* begin *
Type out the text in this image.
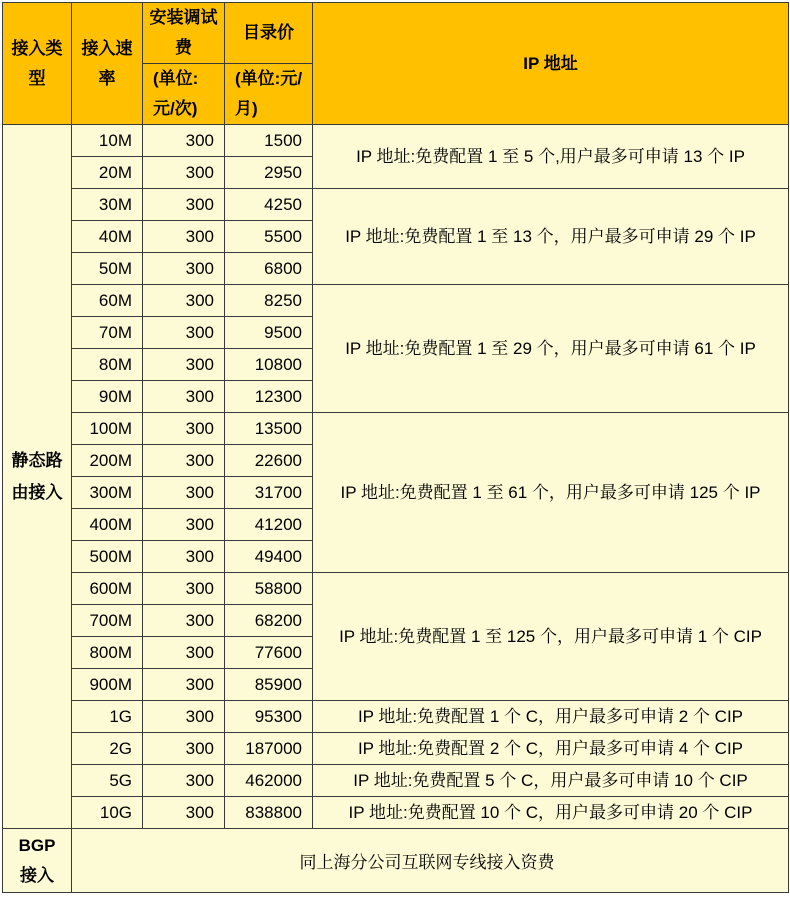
接入类型	接入速率	安装调试费	目录价	IP 地址
		(单位:元/次)	(单位:元/月)	
静态路由接入	10M	300	1500	IP 地址:免费配置 1 至 5 个,用户最多可申请 13 个 IP
	20M	300	2950	
	30M	300	4250	IP 地址:免费配置 1 至 13 个，用户最多可申请 29 个 IP
	40M	300	5500	
	50M	300	6800	
	60M	300	8250	IP 地址:免费配置 1 至 29 个，用户最多可申请 61 个 IP
	70M	300	9500	
	80M	300	10800	
	90M	300	12300	
	100M	300	13500	IP 地址:免费配置 1 至 61 个，用户最多可申请 125 个 IP
	200M	300	22600	
	300M	300	31700	
	400M	300	41200	
	500M	300	49400	
	600M	300	58800	IP 地址:免费配置 1 至 125 个，用户最多可申请 1 个 CIP
	700M	300	68200	
	800M	300	77600	
	900M	300	85900	
	1G	300	95300	IP 地址:免费配置 1 个 C，用户最多可申请 2 个 CIP
	2G	300	187000	IP 地址:免费配置 2 个 C，用户最多可申请 4 个 CIP
	5G	300	462000	IP 地址:免费配置 5 个 C，用户最多可申请 10 个 CIP
	10G	300	838800	IP 地址:免费配置 10 个 C，用户最多可申请 20 个 CIP
BGP 接入	同上海分公司互联网专线接入资费			
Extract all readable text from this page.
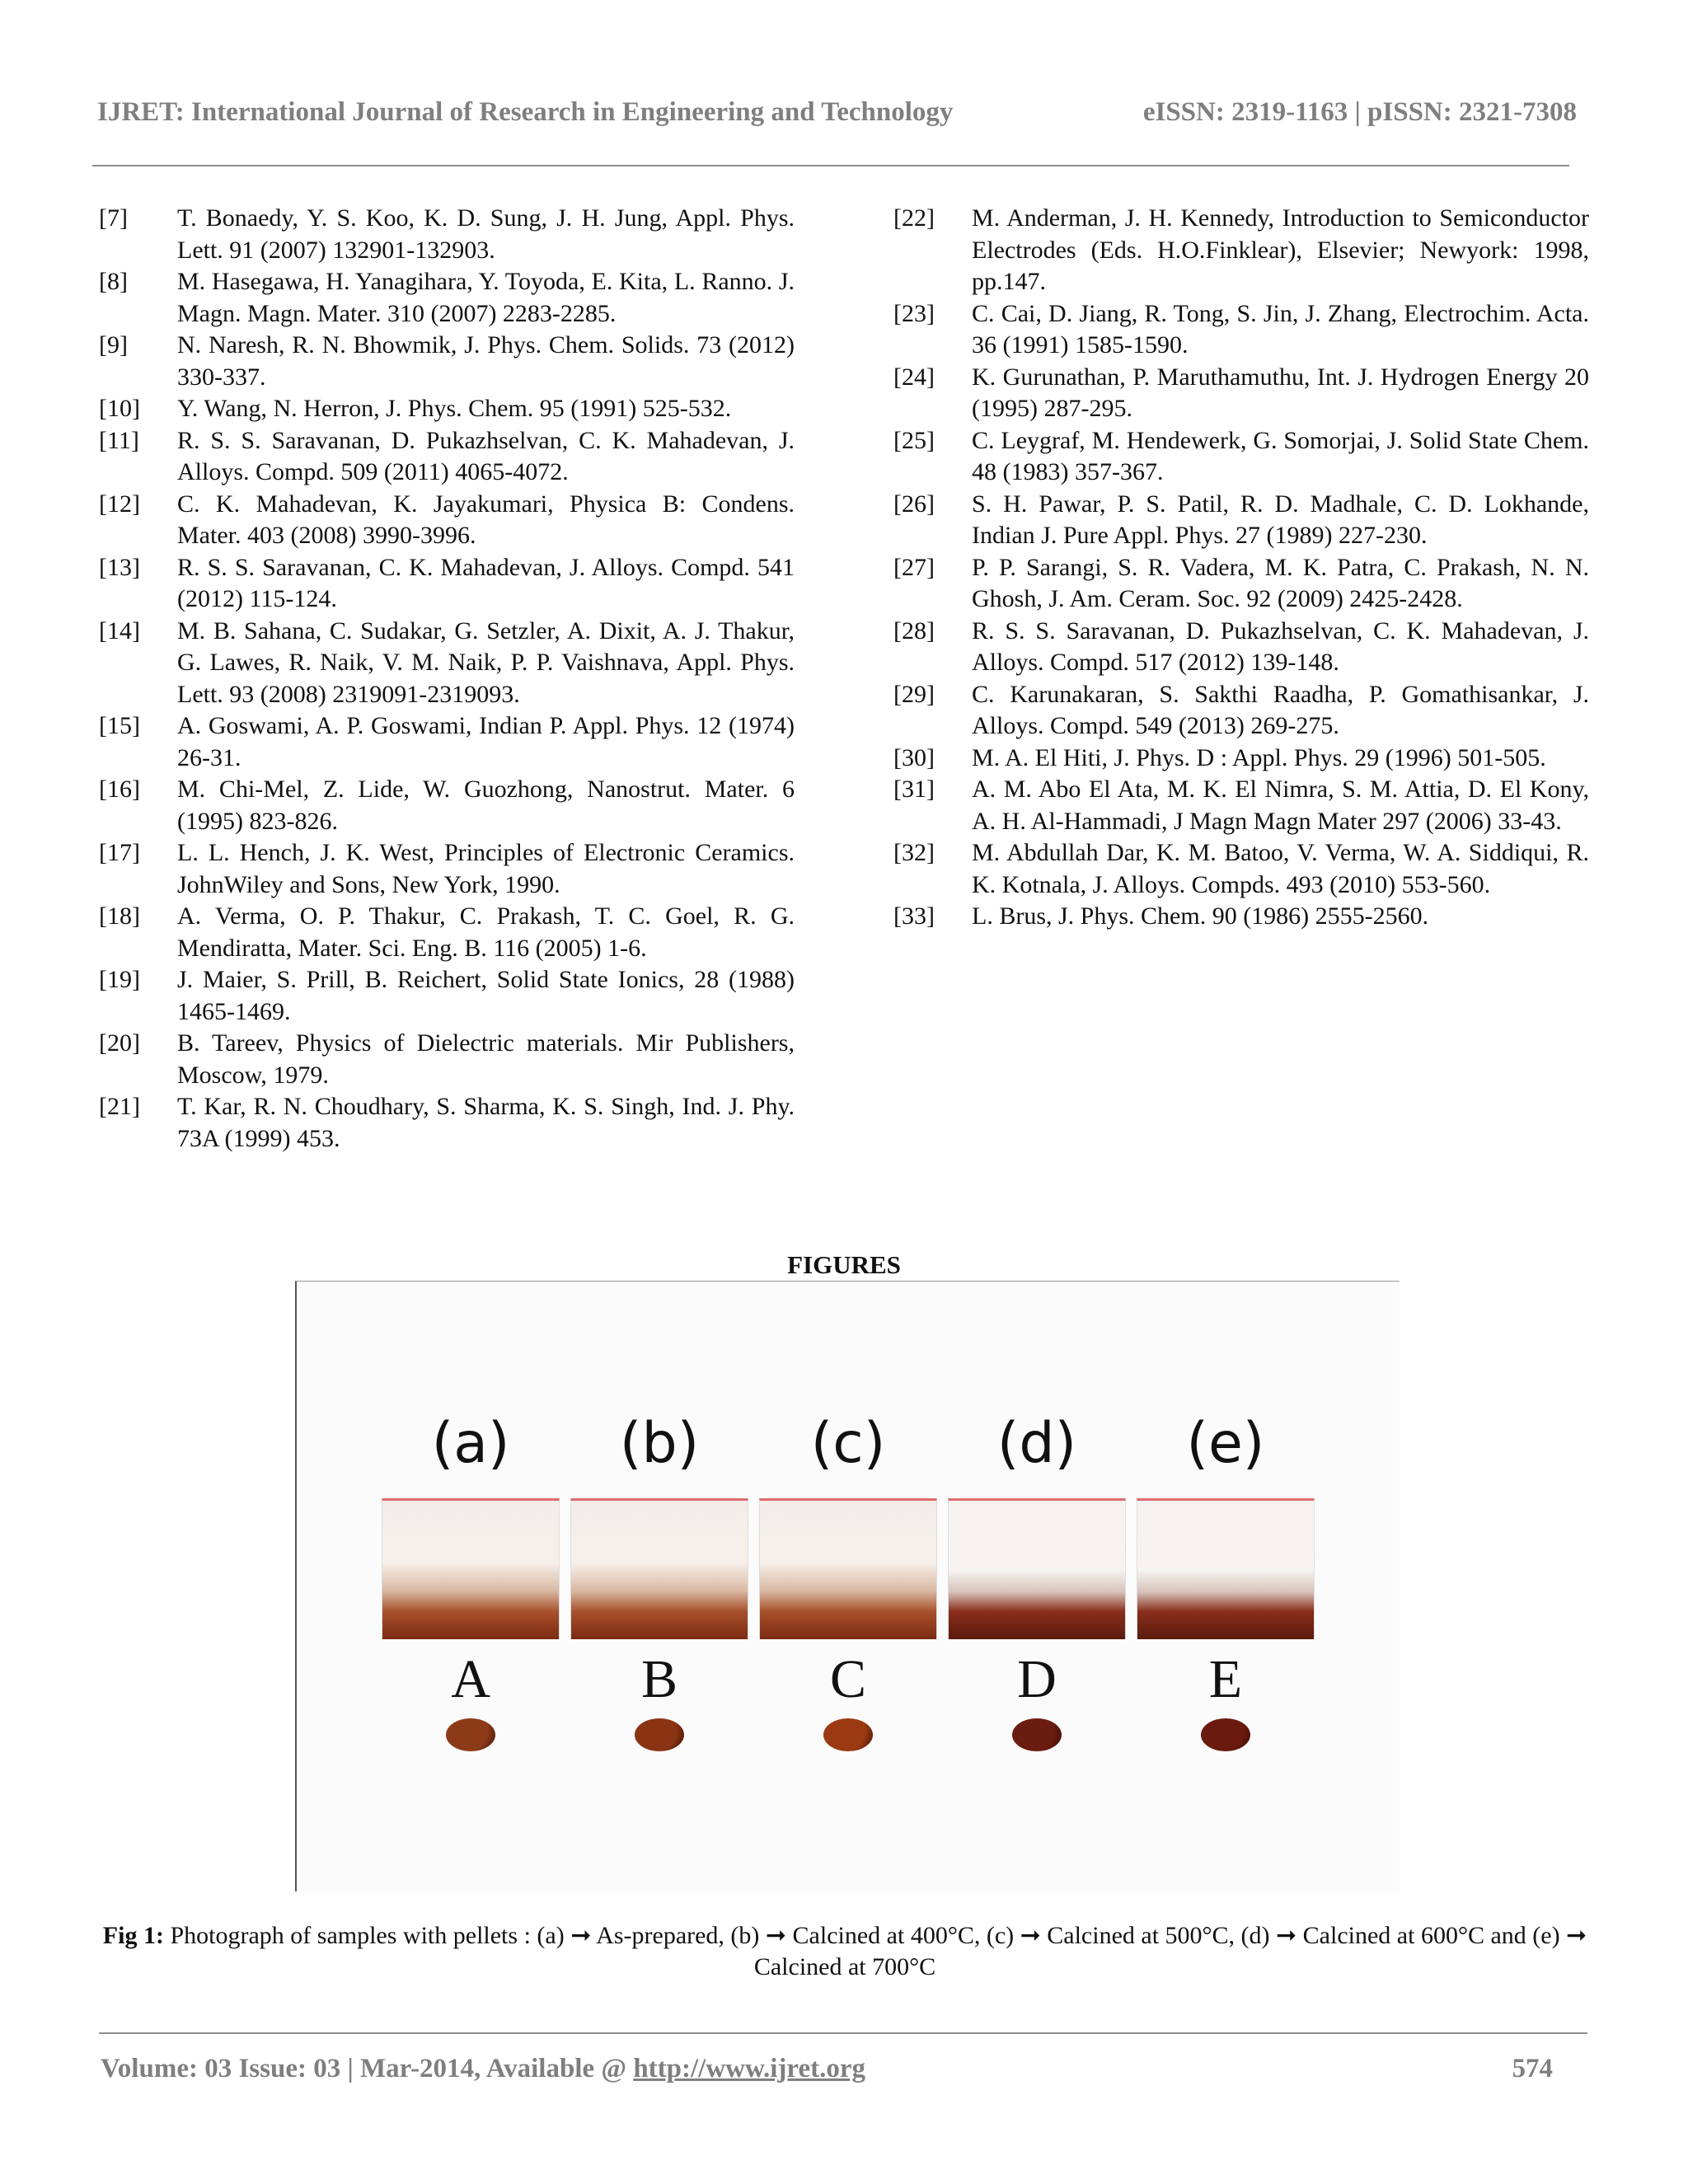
IJRET: International Journal of Research in Engineering and Technology	eISSN: 2319-1163 | pISSN: 2321-7308
[7] T. Bonaedy, Y. S. Koo, K. D. Sung, J. H. Jung, Appl. Phys. Lett. 91 (2007) 132901-132903.
[8] M. Hasegawa, H. Yanagihara, Y. Toyoda, E. Kita, L. Ranno. J. Magn. Magn. Mater. 310 (2007) 2283-2285.
[9] N. Naresh, R. N. Bhowmik, J. Phys. Chem. Solids. 73 (2012) 330-337.
[10] Y. Wang, N. Herron, J. Phys. Chem. 95 (1991) 525-532.
[11] R. S. S. Saravanan, D. Pukazhselvan, C. K. Mahadevan, J. Alloys. Compd. 509 (2011) 4065-4072.
[12] C. K. Mahadevan, K. Jayakumari, Physica B: Condens. Mater. 403 (2008) 3990-3996.
[13] R. S. S. Saravanan, C. K. Mahadevan, J. Alloys. Compd. 541 (2012) 115-124.
[14] M. B. Sahana, C. Sudakar, G. Setzler, A. Dixit, A. J. Thakur, G. Lawes, R. Naik, V. M. Naik, P. P. Vaishnava, Appl. Phys. Lett. 93 (2008) 2319091-2319093.
[15] A. Goswami, A. P. Goswami, Indian P. Appl. Phys. 12 (1974) 26-31.
[16] M. Chi-Mel, Z. Lide, W. Guozhong, Nanostrut. Mater. 6 (1995) 823-826.
[17] L. L. Hench, J. K. West, Principles of Electronic Ceramics. JohnWiley and Sons, New York, 1990.
[18] A. Verma, O. P. Thakur, C. Prakash, T. C. Goel, R. G. Mendiratta, Mater. Sci. Eng. B. 116 (2005) 1-6.
[19] J. Maier, S. Prill, B. Reichert, Solid State Ionics, 28 (1988) 1465-1469.
[20] B. Tareev, Physics of Dielectric materials. Mir Publishers, Moscow, 1979.
[21] T. Kar, R. N. Choudhary, S. Sharma, K. S. Singh, Ind. J. Phy. 73A (1999) 453.
[22] M. Anderman, J. H. Kennedy, Introduction to Semiconductor Electrodes (Eds. H.O.Finklear), Elsevier; Newyork: 1998, pp.147.
[23] C. Cai, D. Jiang, R. Tong, S. Jin, J. Zhang, Electrochim. Acta. 36 (1991) 1585-1590.
[24] K. Gurunathan, P. Maruthamuthu, Int. J. Hydrogen Energy 20 (1995) 287-295.
[25] C. Leygraf, M. Hendewerk, G. Somorjai, J. Solid State Chem. 48 (1983) 357-367.
[26] S. H. Pawar, P. S. Patil, R. D. Madhale, C. D. Lokhande, Indian J. Pure Appl. Phys. 27 (1989) 227-230.
[27] P. P. Sarangi, S. R. Vadera, M. K. Patra, C. Prakash, N. N. Ghosh, J. Am. Ceram. Soc. 92 (2009) 2425-2428.
[28] R. S. S. Saravanan, D. Pukazhselvan, C. K. Mahadevan, J. Alloys. Compd. 517 (2012) 139-148.
[29] C. Karunakaran, S. Sakthi Raadha, P. Gomathisankar, J. Alloys. Compd. 549 (2013) 269-275.
[30] M. A. El Hiti, J. Phys. D : Appl. Phys. 29 (1996) 501-505.
[31] A. M. Abo El Ata, M. K. El Nimra, S. M. Attia, D. El Kony, A. H. Al-Hammadi, J Magn Magn Mater 297 (2006) 33-43.
[32] M. Abdullah Dar, K. M. Batoo, V. Verma, W. A. Siddiqui, R. K. Kotnala, J. Alloys. Compds. 493 (2010) 553-560.
[33] L. Brus, J. Phys. Chem. 90 (1986) 2555-2560.
FIGURES
(a)
A
(b)
B
(c)
C
(d)
D
(e)
E
Fig 1: Photograph of samples with pellets : (a) ➞ As-prepared, (b) ➞ Calcined at 400°C, (c) ➞ Calcined at 500°C, (d) ➞ Calcined at 600°C and (e) ➞ Calcined at 700°C
Volume: 03 Issue: 03 | Mar-2014, Available @ http://www.ijret.org	574
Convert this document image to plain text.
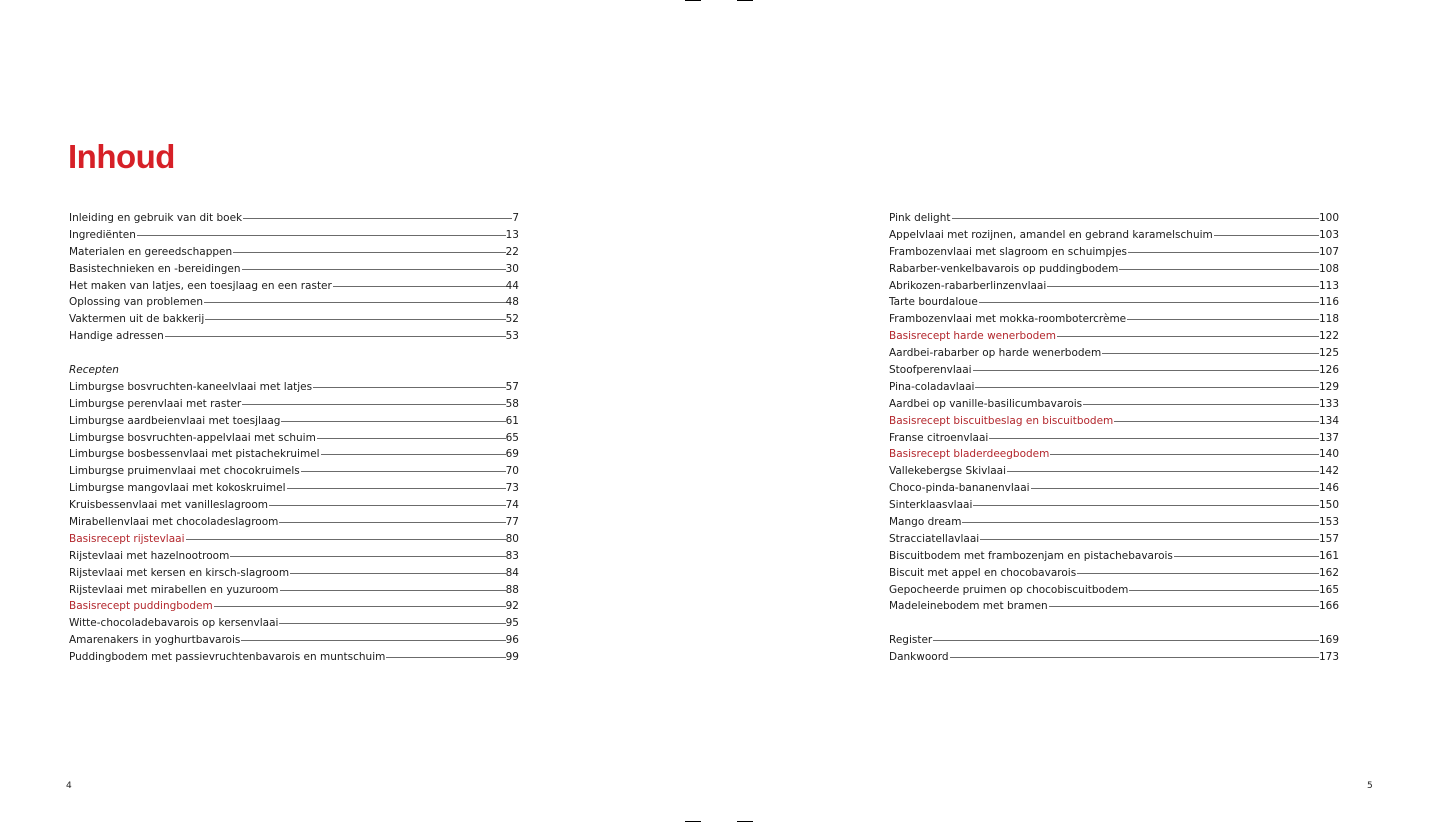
Inhoud
Inleiding en gebruik van dit boek	7
Ingrediënten	13
Materialen en gereedschappen	22
Basistechnieken en -bereidingen	30
Het maken van latjes, een toesjlaag en een raster	44
Oplossing van problemen	48
Vaktermen uit de bakkerij	52
Handige adressen	53
Recepten
Limburgse bosvruchten-kaneelvlaai met latjes	57
Limburgse perenvlaai met raster	58
Limburgse aardbeienvlaai met toesjlaag	61
Limburgse bosvruchten-appelvlaai met schuim	65
Limburgse bosbessenvlaai met pistachekruimel	69
Limburgse pruimenvlaai met chocokruimels	70
Limburgse mangovlaai met kokoskruimel	73
Kruisbessenvlaai met vanilleslagroom	74
Mirabellenvlaai met chocoladeslagroom	77
Basisrecept rijstevlaai	80
Rijstevlaai met hazelnootroom	83
Rijstevlaai met kersen en kirsch-slagroom	84
Rijstevlaai met mirabellen en yuzuroom	88
Basisrecept puddingbodem	92
Witte-chocoladebavarois op kersenvlaai	95
Amarenakers in yoghurtbavarois	96
Puddingbodem met passievruchtenbavarois en muntschuim	99
Pink delight	100
Appelvlaai met rozijnen, amandel en gebrand karamelschuim	103
Frambozenvlaai met slagroom en schuimpjes	107
Rabarber-venkelbavarois op puddingbodem	108
Abrikozen-rabarberlinzenvlaai	113
Tarte bourdaloue	116
Frambozenvlaai met mokka-roombotercrème	118
Basisrecept harde wenerbodem	122
Aardbei-rabarber op harde wenerbodem	125
Stoofperenvlaai	126
Pina-coladavlaai	129
Aardbei op vanille-basilicumbavarois	133
Basisrecept biscuitbeslag en biscuitbodem	134
Franse citroenvlaai	137
Basisrecept bladerdeegbodem	140
Vallekebergse Skivlaai	142
Choco-pinda-bananenvlaai	146
Sinterklaasvlaai	150
Mango dream	153
Stracciatellavlaai	157
Biscuitbodem met frambozenjam en pistachebavarois	161
Biscuit met appel en chocobavarois	162
Gepocheerde pruimen op chocobiscuitbodem	165
Madeleinebodem met bramen	166
Register	169
Dankwoord	173
4	5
* end *
## Task
Everything from the line with "Convert this document image to plain text." through the end of the records above, and nothing else, is to be quoted exactly; please leave the pictures out.

## Full response
Convert this document image to plain text.
Inhoud
Inleiding en gebruik van dit boek	7
Ingrediënten	13
Materialen en gereedschappen	22
Basistechnieken en -bereidingen	30
Het maken van latjes, een toesjlaag en een raster	44
Oplossing van problemen	48
Vaktermen uit de bakkerij	52
Handige adressen	53
Recepten
Limburgse bosvruchten-kaneelvlaai met latjes	57
Limburgse perenvlaai met raster	58
Limburgse aardbeienvlaai met toesjlaag	61
Limburgse bosvruchten-appelvlaai met schuim	65
Limburgse bosbessenvlaai met pistachekruimel	69
Limburgse pruimenvlaai met chocokruimels	70
Limburgse mangovlaai met kokoskruimel	73
Kruisbessenvlaai met vanilleslagroom	74
Mirabellenvlaai met chocoladeslagroom	77
Basisrecept rijstevlaai	80
Rijstevlaai met hazelnootroom	83
Rijstevlaai met kersen en kirsch-slagroom	84
Rijstevlaai met mirabellen en yuzuroom	88
Basisrecept puddingbodem	92
Witte-chocoladebavarois op kersenvlaai	95
Amarenakers in yoghurtbavarois	96
Puddingbodem met passievruchtenbavarois en muntschuim	99
Pink delight	100
Appelvlaai met rozijnen, amandel en gebrand karamelschuim	103
Frambozenvlaai met slagroom en schuimpjes	107
Rabarber-venkelbavarois op puddingbodem	108
Abrikozen-rabarberlinzenvlaai	113
Tarte bourdaloue	116
Frambozenvlaai met mokka-roombotercrème	118
Basisrecept harde wenerbodem	122
Aardbei-rabarber op harde wenerbodem	125
Stoofperenvlaai	126
Pina-coladavlaai	129
Aardbei op vanille-basilicumbavarois	133
Basisrecept biscuitbeslag en biscuitbodem	134
Franse citroenvlaai	137
Basisrecept bladerdeegbodem	140
Vallekebergse Skivlaai	142
Choco-pinda-bananenvlaai	146
Sinterklaasvlaai	150
Mango dream	153
Stracciatellavlaai	157
Biscuitbodem met frambozenjam en pistachebavarois	161
Biscuit met appel en chocobavarois	162
Gepocheerde pruimen op chocobiscuitbodem	165
Madeleinebodem met bramen	166
Register	169
Dankwoord	173
4	5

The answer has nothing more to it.